[START Supplied entries]
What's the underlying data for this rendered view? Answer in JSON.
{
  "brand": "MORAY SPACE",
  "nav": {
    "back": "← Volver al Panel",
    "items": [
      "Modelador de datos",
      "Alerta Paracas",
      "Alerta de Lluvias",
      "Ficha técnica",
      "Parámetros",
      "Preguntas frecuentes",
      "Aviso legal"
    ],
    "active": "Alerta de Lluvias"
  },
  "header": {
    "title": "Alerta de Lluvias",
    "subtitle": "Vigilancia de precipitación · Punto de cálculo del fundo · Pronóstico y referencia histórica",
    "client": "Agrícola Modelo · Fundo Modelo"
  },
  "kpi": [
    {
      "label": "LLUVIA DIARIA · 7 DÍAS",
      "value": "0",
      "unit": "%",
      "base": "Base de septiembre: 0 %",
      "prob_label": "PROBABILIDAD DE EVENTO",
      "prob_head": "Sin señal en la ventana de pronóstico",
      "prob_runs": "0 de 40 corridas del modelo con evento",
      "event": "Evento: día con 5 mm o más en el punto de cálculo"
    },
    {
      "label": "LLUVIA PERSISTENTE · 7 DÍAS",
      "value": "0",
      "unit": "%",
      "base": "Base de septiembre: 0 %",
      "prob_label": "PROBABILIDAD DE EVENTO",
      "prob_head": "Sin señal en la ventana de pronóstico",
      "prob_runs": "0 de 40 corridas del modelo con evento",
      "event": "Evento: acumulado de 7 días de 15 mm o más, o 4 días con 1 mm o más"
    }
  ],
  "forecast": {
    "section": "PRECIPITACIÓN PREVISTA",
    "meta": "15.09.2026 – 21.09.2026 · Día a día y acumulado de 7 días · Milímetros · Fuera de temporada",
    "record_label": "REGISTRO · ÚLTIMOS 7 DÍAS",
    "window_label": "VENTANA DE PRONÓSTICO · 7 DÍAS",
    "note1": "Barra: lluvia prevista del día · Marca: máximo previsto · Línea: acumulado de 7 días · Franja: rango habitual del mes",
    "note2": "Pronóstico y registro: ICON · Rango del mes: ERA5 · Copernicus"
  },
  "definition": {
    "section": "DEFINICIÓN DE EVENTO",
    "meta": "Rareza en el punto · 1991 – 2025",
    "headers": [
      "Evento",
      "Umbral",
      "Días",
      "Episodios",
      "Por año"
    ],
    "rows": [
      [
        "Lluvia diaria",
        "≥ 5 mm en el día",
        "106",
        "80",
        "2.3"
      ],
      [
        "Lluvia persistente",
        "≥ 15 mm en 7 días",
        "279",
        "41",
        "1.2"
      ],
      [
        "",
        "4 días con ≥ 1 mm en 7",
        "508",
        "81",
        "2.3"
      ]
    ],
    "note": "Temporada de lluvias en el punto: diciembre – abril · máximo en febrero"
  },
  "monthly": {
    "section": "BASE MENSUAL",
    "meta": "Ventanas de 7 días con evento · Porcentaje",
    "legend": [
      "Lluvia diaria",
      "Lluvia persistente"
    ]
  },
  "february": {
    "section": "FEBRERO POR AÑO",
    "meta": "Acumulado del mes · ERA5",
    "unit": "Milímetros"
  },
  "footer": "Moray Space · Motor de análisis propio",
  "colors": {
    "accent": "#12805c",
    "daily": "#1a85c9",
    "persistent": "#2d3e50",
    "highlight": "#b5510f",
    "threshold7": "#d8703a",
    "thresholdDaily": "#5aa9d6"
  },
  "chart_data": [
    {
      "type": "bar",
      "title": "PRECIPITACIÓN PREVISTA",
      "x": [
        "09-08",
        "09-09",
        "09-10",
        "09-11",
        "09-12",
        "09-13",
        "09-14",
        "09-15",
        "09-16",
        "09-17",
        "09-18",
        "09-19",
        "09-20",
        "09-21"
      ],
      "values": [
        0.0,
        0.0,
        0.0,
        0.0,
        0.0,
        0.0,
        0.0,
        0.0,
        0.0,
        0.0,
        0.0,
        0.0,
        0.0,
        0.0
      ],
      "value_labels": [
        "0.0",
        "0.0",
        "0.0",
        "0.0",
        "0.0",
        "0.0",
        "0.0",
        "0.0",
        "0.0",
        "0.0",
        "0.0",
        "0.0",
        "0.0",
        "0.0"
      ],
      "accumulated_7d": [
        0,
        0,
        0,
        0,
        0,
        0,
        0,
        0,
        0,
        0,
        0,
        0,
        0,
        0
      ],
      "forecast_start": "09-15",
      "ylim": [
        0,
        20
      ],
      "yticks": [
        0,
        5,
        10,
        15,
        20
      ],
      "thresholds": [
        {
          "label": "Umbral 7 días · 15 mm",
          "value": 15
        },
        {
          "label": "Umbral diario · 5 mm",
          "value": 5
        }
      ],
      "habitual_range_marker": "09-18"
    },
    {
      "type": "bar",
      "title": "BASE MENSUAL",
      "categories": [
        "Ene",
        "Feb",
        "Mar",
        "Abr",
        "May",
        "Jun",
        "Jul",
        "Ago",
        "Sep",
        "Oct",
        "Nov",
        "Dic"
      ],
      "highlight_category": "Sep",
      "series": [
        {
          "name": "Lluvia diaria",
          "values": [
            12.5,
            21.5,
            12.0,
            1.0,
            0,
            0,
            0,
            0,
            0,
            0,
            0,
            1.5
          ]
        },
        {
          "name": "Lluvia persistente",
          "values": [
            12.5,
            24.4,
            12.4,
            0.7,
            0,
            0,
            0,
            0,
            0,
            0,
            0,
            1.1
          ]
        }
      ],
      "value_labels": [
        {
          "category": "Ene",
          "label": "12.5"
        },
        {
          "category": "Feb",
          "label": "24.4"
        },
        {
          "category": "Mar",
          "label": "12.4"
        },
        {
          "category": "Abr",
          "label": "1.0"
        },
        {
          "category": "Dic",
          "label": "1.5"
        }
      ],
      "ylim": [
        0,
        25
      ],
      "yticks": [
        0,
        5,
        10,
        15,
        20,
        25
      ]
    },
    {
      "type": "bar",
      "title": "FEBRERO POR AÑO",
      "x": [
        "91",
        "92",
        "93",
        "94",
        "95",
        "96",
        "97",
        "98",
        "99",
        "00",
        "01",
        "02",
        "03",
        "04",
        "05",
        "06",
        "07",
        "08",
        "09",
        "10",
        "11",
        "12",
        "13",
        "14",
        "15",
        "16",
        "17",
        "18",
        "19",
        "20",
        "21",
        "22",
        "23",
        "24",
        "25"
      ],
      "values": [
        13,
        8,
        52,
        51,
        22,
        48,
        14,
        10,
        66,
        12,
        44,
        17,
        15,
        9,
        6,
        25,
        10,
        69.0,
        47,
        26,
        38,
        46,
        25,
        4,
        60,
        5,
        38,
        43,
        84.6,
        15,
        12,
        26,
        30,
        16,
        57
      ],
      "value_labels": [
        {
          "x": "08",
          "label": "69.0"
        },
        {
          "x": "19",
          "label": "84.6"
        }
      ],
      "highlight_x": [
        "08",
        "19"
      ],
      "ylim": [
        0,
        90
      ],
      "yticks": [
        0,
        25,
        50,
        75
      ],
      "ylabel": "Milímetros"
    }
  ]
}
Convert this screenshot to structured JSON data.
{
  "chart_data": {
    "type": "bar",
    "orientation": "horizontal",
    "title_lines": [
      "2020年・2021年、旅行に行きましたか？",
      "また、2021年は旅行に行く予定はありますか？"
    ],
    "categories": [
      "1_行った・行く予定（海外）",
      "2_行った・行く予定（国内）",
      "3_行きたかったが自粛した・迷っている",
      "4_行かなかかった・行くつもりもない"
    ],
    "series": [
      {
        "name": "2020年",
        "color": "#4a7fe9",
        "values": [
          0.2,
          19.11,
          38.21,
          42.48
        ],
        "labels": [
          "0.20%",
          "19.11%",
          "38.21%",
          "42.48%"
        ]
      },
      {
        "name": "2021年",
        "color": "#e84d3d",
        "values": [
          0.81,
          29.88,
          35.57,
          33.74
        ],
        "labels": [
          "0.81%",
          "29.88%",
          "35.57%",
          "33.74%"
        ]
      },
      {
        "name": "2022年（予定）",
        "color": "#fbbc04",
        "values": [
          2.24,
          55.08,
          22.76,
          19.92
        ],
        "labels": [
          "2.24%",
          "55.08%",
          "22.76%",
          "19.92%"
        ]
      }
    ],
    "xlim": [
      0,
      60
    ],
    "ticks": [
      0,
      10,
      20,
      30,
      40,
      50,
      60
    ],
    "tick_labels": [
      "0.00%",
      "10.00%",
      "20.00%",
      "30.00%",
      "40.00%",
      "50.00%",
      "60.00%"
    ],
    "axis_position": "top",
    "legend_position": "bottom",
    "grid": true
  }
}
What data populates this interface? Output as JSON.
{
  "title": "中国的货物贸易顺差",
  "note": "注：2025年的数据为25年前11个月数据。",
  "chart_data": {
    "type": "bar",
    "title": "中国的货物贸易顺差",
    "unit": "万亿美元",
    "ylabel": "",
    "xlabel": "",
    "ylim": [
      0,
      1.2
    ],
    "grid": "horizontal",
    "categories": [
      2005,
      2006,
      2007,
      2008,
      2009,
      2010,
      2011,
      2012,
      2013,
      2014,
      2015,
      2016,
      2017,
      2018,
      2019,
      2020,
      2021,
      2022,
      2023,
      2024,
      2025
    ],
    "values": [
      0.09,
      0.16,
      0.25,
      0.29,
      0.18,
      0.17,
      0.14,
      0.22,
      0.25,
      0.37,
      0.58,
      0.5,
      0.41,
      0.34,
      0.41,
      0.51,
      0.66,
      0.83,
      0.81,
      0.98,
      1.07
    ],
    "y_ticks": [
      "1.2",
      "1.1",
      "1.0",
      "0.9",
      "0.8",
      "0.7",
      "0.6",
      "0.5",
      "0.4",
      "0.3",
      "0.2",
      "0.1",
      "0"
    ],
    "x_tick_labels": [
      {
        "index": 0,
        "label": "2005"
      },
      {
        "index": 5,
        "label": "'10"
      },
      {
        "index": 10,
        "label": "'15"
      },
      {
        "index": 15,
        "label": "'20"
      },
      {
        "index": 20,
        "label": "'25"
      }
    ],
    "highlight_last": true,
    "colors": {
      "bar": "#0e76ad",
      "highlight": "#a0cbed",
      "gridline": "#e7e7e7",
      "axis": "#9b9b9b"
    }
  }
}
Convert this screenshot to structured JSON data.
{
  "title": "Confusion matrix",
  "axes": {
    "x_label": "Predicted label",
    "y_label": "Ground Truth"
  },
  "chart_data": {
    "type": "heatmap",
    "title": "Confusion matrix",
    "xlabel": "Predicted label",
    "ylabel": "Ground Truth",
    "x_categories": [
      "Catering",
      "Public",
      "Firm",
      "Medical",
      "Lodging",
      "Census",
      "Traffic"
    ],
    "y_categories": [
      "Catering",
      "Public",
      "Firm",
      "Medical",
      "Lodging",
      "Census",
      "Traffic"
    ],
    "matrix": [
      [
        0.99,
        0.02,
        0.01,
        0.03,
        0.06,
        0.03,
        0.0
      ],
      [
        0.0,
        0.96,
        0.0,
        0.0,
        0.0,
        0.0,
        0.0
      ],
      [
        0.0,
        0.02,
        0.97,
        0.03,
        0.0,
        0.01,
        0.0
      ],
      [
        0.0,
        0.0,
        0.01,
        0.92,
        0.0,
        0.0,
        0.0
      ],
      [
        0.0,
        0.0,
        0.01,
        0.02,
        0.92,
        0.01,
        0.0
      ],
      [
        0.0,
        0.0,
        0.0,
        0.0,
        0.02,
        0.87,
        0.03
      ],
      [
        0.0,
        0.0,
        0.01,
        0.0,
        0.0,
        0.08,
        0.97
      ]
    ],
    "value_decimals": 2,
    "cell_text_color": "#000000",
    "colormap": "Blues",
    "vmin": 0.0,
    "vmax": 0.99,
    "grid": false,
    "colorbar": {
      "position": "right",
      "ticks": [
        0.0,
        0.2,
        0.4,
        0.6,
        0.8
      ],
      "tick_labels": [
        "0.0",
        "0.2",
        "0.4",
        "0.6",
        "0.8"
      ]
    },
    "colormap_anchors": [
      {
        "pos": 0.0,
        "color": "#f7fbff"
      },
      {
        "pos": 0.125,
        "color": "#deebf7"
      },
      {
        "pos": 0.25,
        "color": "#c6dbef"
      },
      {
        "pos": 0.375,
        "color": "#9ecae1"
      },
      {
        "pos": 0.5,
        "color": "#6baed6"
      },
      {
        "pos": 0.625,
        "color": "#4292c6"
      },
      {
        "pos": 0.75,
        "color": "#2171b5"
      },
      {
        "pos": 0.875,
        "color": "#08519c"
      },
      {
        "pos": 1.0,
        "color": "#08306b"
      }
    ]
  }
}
[END Supplied entries]
- [Exercise]: Whenever "section" turns up in a line, pick that line out.

- [Correct response]:
    "section": "PRECIPITACIÓN PREVISTA",
    "section": "DEFINICIÓN DE EVENTO",
    "section": "BASE MENSUAL",
    "section": "FEBRERO POR AÑO",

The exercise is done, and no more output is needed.